— Given request —
Print the items verbatim from the first line of the items through the line containing "list-item xyxy=(100,730,815,768)", with both ends included.

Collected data
++++
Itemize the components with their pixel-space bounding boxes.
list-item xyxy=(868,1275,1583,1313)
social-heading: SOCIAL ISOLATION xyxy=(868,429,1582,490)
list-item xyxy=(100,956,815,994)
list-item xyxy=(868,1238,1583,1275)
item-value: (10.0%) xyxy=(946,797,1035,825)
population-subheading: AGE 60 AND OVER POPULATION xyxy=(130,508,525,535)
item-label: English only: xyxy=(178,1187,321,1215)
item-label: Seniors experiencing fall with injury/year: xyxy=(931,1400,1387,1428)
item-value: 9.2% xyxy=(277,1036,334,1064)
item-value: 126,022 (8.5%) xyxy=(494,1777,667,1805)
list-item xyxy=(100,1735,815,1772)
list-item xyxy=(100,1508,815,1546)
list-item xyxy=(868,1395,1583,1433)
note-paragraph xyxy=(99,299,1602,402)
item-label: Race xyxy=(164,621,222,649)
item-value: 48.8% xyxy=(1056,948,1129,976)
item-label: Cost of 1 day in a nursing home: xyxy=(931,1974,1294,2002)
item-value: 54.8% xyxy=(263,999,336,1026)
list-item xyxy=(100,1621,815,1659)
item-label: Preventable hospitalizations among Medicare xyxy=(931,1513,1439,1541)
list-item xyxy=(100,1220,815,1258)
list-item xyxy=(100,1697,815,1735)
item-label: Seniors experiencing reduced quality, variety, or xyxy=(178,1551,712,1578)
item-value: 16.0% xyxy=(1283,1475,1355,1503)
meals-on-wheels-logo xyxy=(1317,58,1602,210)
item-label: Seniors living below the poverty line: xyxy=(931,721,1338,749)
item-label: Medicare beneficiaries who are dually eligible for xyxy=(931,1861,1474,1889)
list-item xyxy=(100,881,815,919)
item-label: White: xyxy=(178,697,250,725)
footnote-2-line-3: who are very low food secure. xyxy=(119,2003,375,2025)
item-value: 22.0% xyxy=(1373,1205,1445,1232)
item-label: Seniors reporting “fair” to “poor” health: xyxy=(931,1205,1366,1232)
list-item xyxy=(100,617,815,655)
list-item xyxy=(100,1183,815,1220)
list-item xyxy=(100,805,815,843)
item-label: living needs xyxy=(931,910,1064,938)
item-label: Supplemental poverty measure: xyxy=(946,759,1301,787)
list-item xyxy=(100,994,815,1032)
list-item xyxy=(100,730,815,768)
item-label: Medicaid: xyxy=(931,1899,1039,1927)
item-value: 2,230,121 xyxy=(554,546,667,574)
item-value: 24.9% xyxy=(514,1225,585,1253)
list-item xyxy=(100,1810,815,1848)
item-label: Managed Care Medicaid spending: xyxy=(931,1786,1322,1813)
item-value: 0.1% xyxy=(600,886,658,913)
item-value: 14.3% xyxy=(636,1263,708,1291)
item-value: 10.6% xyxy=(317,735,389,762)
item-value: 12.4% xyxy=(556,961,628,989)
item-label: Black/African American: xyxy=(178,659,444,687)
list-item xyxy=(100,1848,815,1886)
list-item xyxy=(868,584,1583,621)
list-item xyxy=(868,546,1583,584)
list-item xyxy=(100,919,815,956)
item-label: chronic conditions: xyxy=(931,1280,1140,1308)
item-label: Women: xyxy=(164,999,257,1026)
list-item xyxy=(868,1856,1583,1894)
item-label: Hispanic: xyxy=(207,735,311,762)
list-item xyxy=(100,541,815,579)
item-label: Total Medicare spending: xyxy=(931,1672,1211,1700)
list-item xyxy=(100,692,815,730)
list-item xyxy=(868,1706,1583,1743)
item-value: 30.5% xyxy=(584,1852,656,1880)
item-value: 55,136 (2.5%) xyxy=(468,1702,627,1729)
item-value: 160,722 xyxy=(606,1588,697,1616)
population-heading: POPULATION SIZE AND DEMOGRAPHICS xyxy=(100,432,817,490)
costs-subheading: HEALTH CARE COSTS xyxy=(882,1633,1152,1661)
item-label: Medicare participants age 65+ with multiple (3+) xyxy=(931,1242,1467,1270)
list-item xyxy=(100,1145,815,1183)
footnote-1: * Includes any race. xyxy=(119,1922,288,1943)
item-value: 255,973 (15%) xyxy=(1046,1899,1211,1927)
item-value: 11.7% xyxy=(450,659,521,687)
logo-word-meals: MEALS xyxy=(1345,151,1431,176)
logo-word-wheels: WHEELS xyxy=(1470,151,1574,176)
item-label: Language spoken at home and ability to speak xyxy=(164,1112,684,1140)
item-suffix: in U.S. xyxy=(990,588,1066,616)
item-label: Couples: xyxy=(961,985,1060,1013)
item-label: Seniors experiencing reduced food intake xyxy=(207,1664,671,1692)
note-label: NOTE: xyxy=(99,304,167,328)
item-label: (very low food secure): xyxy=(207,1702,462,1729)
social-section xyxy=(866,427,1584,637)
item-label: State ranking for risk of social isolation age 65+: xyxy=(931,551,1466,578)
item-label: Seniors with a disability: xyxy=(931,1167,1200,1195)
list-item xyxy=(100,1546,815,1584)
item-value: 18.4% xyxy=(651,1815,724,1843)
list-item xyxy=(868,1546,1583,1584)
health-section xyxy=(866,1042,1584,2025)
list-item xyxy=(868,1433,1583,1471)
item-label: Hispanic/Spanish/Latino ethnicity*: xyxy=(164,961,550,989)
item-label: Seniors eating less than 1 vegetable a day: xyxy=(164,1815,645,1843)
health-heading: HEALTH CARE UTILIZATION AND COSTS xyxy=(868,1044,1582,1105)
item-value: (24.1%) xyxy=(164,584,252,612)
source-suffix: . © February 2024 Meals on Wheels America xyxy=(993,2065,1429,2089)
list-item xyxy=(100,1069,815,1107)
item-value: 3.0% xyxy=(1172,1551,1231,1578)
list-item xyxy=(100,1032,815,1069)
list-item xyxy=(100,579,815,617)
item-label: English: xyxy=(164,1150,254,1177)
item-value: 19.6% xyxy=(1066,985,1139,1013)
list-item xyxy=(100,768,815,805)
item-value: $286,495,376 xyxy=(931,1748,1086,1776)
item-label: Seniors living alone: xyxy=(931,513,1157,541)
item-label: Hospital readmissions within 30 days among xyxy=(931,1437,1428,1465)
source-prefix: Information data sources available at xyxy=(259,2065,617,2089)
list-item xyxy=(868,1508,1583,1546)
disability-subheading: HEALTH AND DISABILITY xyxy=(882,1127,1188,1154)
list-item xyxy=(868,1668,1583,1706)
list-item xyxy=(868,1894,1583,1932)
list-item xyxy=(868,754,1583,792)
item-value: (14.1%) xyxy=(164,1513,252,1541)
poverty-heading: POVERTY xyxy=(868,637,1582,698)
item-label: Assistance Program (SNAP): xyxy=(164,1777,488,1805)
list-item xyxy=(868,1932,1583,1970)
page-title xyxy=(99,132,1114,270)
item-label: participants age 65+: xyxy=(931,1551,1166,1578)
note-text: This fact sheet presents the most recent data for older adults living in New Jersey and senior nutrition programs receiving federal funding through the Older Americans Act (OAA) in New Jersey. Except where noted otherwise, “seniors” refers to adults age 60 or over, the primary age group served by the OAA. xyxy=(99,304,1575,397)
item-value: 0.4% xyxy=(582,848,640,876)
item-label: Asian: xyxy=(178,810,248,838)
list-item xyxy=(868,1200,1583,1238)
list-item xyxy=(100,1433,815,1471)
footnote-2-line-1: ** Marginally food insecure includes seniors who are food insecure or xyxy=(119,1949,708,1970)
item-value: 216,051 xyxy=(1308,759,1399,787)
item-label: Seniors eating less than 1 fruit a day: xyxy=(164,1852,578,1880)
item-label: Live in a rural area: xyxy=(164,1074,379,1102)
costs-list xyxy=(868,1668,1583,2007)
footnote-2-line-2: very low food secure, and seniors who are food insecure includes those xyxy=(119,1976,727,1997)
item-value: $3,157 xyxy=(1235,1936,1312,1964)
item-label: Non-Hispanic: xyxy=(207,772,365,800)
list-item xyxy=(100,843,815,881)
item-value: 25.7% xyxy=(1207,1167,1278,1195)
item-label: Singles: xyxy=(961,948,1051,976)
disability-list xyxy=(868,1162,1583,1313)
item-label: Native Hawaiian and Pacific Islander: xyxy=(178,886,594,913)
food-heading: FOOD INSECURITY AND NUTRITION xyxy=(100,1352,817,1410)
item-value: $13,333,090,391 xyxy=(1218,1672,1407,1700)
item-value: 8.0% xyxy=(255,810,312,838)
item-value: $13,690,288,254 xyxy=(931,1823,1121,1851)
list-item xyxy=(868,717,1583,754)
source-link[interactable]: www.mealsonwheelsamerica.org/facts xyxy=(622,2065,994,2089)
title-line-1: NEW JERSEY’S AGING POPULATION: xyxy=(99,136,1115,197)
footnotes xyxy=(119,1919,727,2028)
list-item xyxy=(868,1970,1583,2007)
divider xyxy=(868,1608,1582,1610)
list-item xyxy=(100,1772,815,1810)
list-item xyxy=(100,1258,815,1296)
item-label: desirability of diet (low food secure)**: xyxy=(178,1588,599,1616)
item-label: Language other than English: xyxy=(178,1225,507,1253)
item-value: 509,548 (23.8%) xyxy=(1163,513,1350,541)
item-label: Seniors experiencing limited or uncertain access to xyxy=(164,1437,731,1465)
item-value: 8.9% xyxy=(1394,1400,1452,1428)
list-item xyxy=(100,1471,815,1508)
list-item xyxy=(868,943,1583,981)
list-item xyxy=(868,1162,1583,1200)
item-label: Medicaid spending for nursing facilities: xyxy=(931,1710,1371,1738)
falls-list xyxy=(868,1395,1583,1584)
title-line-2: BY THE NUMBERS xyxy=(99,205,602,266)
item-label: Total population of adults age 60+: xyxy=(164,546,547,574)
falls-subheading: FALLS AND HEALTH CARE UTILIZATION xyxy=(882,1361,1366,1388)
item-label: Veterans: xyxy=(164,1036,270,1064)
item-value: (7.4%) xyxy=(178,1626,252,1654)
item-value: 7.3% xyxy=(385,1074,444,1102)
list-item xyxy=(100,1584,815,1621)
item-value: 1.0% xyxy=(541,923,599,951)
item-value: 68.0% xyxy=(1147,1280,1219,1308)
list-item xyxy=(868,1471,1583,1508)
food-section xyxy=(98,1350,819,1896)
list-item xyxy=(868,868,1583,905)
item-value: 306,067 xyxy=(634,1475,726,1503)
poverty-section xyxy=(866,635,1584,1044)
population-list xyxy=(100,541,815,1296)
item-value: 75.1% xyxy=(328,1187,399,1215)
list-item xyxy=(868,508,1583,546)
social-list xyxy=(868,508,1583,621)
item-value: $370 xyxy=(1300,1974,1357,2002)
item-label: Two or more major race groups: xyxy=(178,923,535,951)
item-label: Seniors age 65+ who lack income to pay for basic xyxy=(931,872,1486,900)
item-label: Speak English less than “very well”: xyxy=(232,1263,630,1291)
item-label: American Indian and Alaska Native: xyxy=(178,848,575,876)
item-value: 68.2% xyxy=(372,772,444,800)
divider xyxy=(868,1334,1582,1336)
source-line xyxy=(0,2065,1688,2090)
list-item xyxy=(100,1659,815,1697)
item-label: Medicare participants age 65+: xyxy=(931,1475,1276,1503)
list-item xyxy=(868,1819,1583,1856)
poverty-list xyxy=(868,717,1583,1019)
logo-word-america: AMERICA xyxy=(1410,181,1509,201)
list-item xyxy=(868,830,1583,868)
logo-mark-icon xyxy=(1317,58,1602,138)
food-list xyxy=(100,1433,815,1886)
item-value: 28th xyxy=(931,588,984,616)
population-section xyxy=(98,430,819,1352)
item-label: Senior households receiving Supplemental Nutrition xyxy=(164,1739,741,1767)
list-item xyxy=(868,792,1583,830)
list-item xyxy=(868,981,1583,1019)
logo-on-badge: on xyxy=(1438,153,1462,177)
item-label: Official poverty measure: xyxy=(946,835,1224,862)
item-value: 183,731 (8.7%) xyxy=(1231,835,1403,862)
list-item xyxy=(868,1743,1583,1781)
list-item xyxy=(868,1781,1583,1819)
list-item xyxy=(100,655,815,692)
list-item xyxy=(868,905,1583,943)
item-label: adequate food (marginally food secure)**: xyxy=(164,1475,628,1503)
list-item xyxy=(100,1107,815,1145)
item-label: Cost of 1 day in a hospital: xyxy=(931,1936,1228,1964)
++++
— Completed task —
Itemize the components with their pixel-space bounding boxes.
list-item xyxy=(868,1275,1583,1313)
social-heading: SOCIAL ISOLATION xyxy=(868,429,1582,490)
list-item xyxy=(100,956,815,994)
list-item xyxy=(868,1238,1583,1275)
item-value: (10.0%) xyxy=(946,797,1035,825)
population-subheading: AGE 60 AND OVER POPULATION xyxy=(130,508,525,535)
item-label: English only: xyxy=(178,1187,321,1215)
item-label: Seniors experiencing fall with injury/year: xyxy=(931,1400,1387,1428)
item-value: 9.2% xyxy=(277,1036,334,1064)
item-value: 126,022 (8.5%) xyxy=(494,1777,667,1805)
list-item xyxy=(100,1735,815,1772)
list-item xyxy=(100,1508,815,1546)
list-item xyxy=(868,1395,1583,1433)
note-paragraph xyxy=(99,299,1602,402)
item-label: Race xyxy=(164,621,222,649)
item-value: 48.8% xyxy=(1056,948,1129,976)
item-label: Cost of 1 day in a nursing home: xyxy=(931,1974,1294,2002)
item-value: 54.8% xyxy=(263,999,336,1026)
list-item xyxy=(100,1621,815,1659)
item-label: Preventable hospitalizations among Medicare xyxy=(931,1513,1439,1541)
list-item xyxy=(100,1220,815,1258)
list-item xyxy=(100,1697,815,1735)
item-label: Seniors experiencing reduced quality, variety, or xyxy=(178,1551,712,1578)
item-value: 16.0% xyxy=(1283,1475,1355,1503)
meals-on-wheels-logo xyxy=(1317,58,1602,210)
item-label: Seniors living below the poverty line: xyxy=(931,721,1338,749)
item-label: Medicare beneficiaries who are dually eligible for xyxy=(931,1861,1474,1889)
list-item xyxy=(100,881,815,919)
item-label: White: xyxy=(178,697,250,725)
footnote-2-line-3: who are very low food secure. xyxy=(119,2003,375,2025)
item-value: 22.0% xyxy=(1373,1205,1445,1232)
item-label: Seniors reporting “fair” to “poor” health: xyxy=(931,1205,1366,1232)
list-item xyxy=(100,617,815,655)
list-item xyxy=(100,1183,815,1220)
list-item xyxy=(100,805,815,843)
item-label: living needs xyxy=(931,910,1064,938)
item-label: Supplemental poverty measure: xyxy=(946,759,1301,787)
list-item xyxy=(100,994,815,1032)
list-item xyxy=(100,730,815,768)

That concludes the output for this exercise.